═══ INPUT RECORDS

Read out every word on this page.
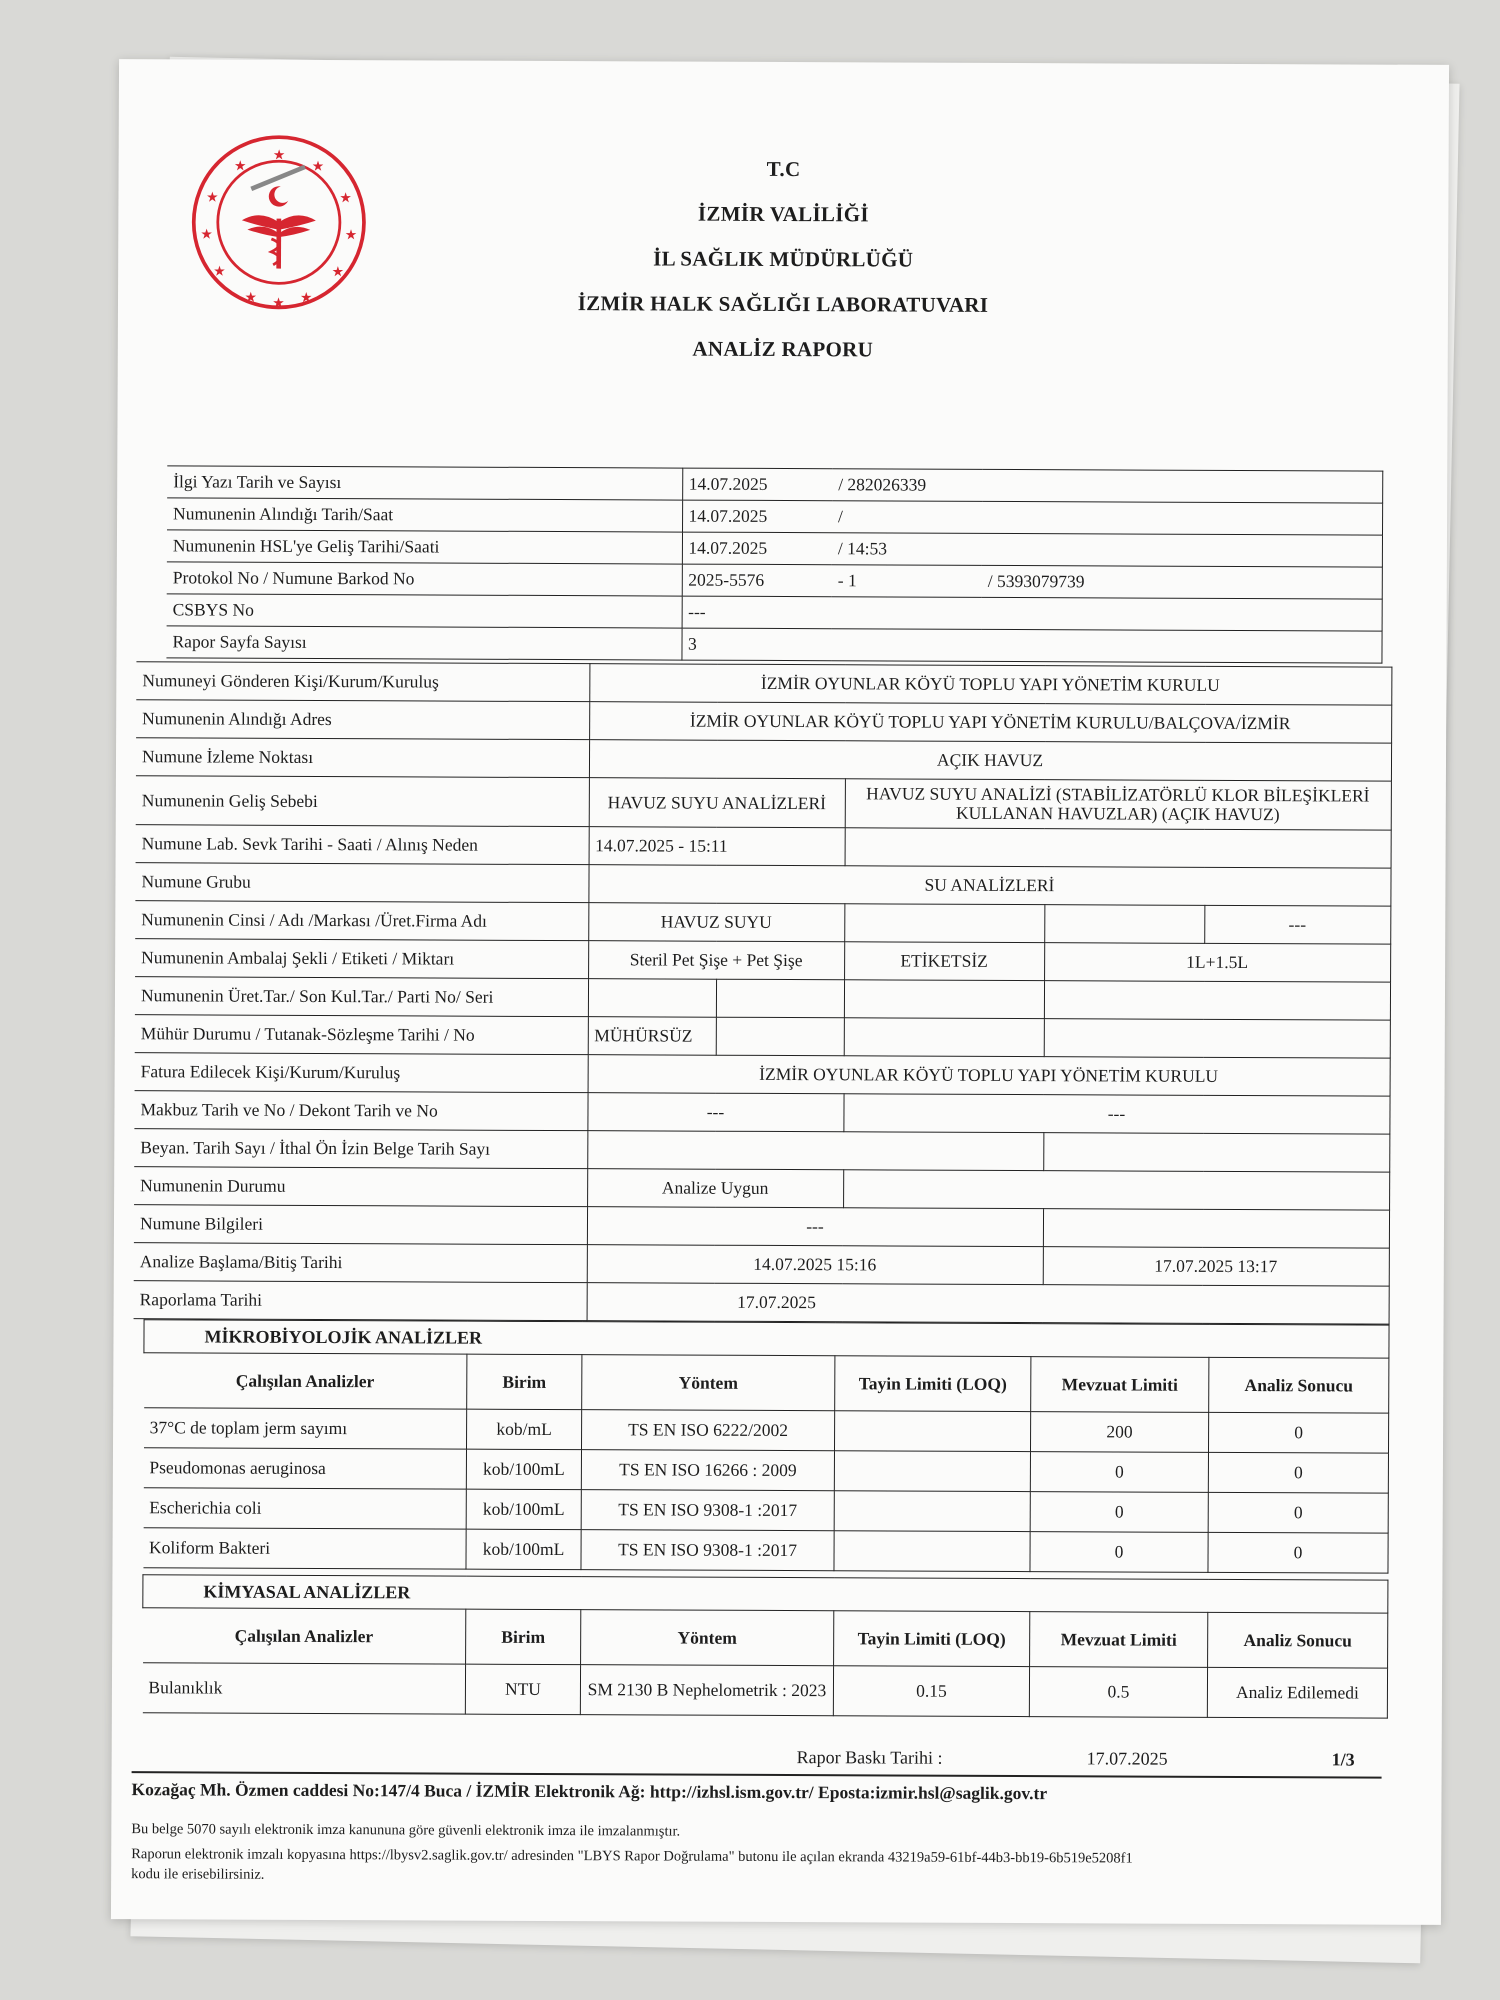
★
★	★
★	★
★	★
★	★
★	★
★
T.C
İZMİR VALİLİĞİ
İL SAĞLIK MÜDÜRLÜĞÜ
İZMİR HALK SAĞLIĞI LABORATUVARI
ANALİZ RAPORU
İlgi Yazı Tarih ve Sayısı	14.07.2025	/ 282026339	
Numunenin Alındığı Tarih/Saat	14.07.2025	/	
Numunenin HSL'ye Geliş Tarihi/Saati	14.07.2025	/ 14:53	
Protokol No / Numune Barkod No	2025-5576	- 1	/ 5393079739
CSBYS No	---		
Rapor Sayfa Sayısı	3		
Numuneyi Gönderen Kişi/Kurum/Kuruluş	İZMİR OYUNLAR KÖYÜ TOPLU YAPI YÖNETİM KURULU				
Numunenin Alındığı Adres	İZMİR OYUNLAR KÖYÜ TOPLU YAPI YÖNETİM KURULU/BALÇOVA/İZMİR				
Numune İzleme Noktası	AÇIK HAVUZ				
Numunenin Geliş Sebebi	HAVUZ SUYU ANALİZLERİ		HAVUZ SUYU ANALİZİ (STABİLİZATÖRLÜ KLOR BİLEŞİKLERİ KULLANAN HAVUZLAR) (AÇIK HAVUZ)		
Numune Lab. Sevk Tarihi - Saati / Alınış Neden	14.07.2025 - 15:11				
Numune Grubu	SU ANALİZLERİ				
Numunenin Cinsi / Adı /Markası /Üret.Firma Adı	HAVUZ SUYU				---
Numunenin Ambalaj Şekli / Etiketi / Miktarı	Steril Pet Şişe + Pet Şişe		ETİKETSİZ	1L+1.5L	
Numunenin Üret.Tar./ Son Kul.Tar./ Parti No/ Seri					
Mühür Durumu / Tutanak-Sözleşme Tarihi / No	MÜHÜRSÜZ				
Fatura Edilecek Kişi/Kurum/Kuruluş	İZMİR OYUNLAR KÖYÜ TOPLU YAPI YÖNETİM KURULU				
Makbuz Tarih ve No / Dekont Tarih ve No	---		---		
Beyan. Tarih Sayı / İthal Ön İzin Belge Tarih Sayı					
Numunenin Durumu	Analize Uygun				
Numune Bilgileri	---				
Analize Başlama/Bitiş Tarihi	14.07.2025 15:16			17.07.2025 13:17	
Raporlama Tarihi	17.07.2025				
MİKROBİYOLOJİK ANALİZLER					
Çalışılan Analizler	Birim	Yöntem	Tayin Limiti (LOQ)	Mevzuat Limiti	Analiz Sonucu
37°C de toplam jerm sayımı	kob/mL	TS EN ISO 6222/2002		200	0
Pseudomonas aeruginosa	kob/100mL	TS EN ISO 16266 : 2009		0	0
Escherichia coli	kob/100mL	TS EN ISO 9308-1 :2017		0	0
Koliform Bakteri	kob/100mL	TS EN ISO 9308-1 :2017		0	0
KİMYASAL ANALİZLER					
Çalışılan Analizler	Birim	Yöntem	Tayin Limiti (LOQ)	Mevzuat Limiti	Analiz Sonucu
Bulanıklık	NTU	SM 2130 B Nephelometrik : 2023	0.15	0.5	Analiz Edilemedi
Rapor Baskı Tarihi :	17.07.2025	1/3
Kozağaç Mh. Özmen caddesi No:147/4 Buca / İZMİR Elektronik Ağ: http://izhsl.ism.gov.tr/ Eposta:izmir.hsl@saglik.gov.tr
Bu belge 5070 sayılı elektronik imza kanununa göre güvenli elektronik imza ile imzalanmıştır.
Raporun elektronik imzalı kopyasına https://lbysv2.saglik.gov.tr/ adresinden "LBYS Rapor Doğrulama" butonu ile açılan ekranda 43219a59-61bf-44b3-bb19-6b519e5208f1
kodu ile erisebilirsiniz.
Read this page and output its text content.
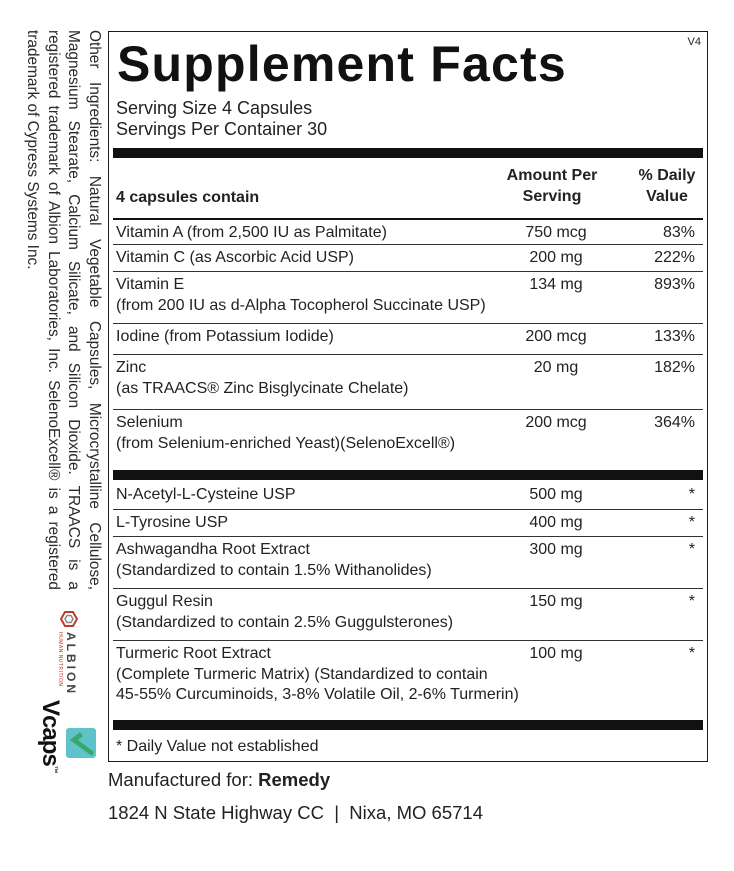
Other Ingredients: Natural Vegetable Capsules, Microcrystalline Cellulose, Magnesium Stearate, Calcium Silicate, and Silicon Dioxide. TRAACS is a registered trademark of Albion Laboratories, Inc. SelenoExcell® is a registered trademark of Cypress Systems Inc.

ALBION
HUMAN NUTRITION
Vcaps™
Supplement Facts	V4
Serving Size 4 Capsules
Servings Per Container 30
4 capsules contain
Amount Per
Serving
% Daily
Value
Vitamin A (from 2,500 IU as Palmitate)	750 mcg	83%
Vitamin C (as Ascorbic Acid USP)	200 mg	222%
Vitamin E
(from 200 IU as d-Alpha Tocopherol Succinate USP)
134 mg	893%
Iodine (from Potassium Iodide)	200 mcg	133%
Zinc
(as TRAACS® Zinc Bisglycinate Chelate)
20 mg	182%
Selenium
(from Selenium-enriched Yeast)(SelenoExcell®)
200 mcg	364%
N-Acetyl-L-Cysteine USP	500 mg	*
L-Tyrosine USP	400 mg	*
Ashwagandha Root Extract
(Standardized to contain 1.5% Withanolides)
300 mg	*
Guggul Resin
(Standardized to contain 2.5% Guggulsterones)
150 mg	*
Turmeric Root Extract
(Complete Turmeric Matrix) (Standardized to contain
45-55% Curcuminoids, 3-8% Volatile Oil, 2-6% Turmerin)
100 mg	*
* Daily Value not established
Manufactured for: Remedy
1824 N State Highway CC  |  Nixa, MO 65714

══════

◆ THE PROBLEM: Identify the lines of the entries containing the string "KÖYÜ". Copy each such line.

◆ TASK SOLUTION:
Numuneyi Gönderen Kişi/Kurum/Kuruluş	İZMİR OYUNLAR KÖYÜ TOPLU YAPI YÖNETİM KURULU				
Numunenin Alındığı Adres	İZMİR OYUNLAR KÖYÜ TOPLU YAPI YÖNETİM KURULU/BALÇOVA/İZMİR				
Fatura Edilecek Kişi/Kurum/Kuruluş	İZMİR OYUNLAR KÖYÜ TOPLU YAPI YÖNETİM KURULU				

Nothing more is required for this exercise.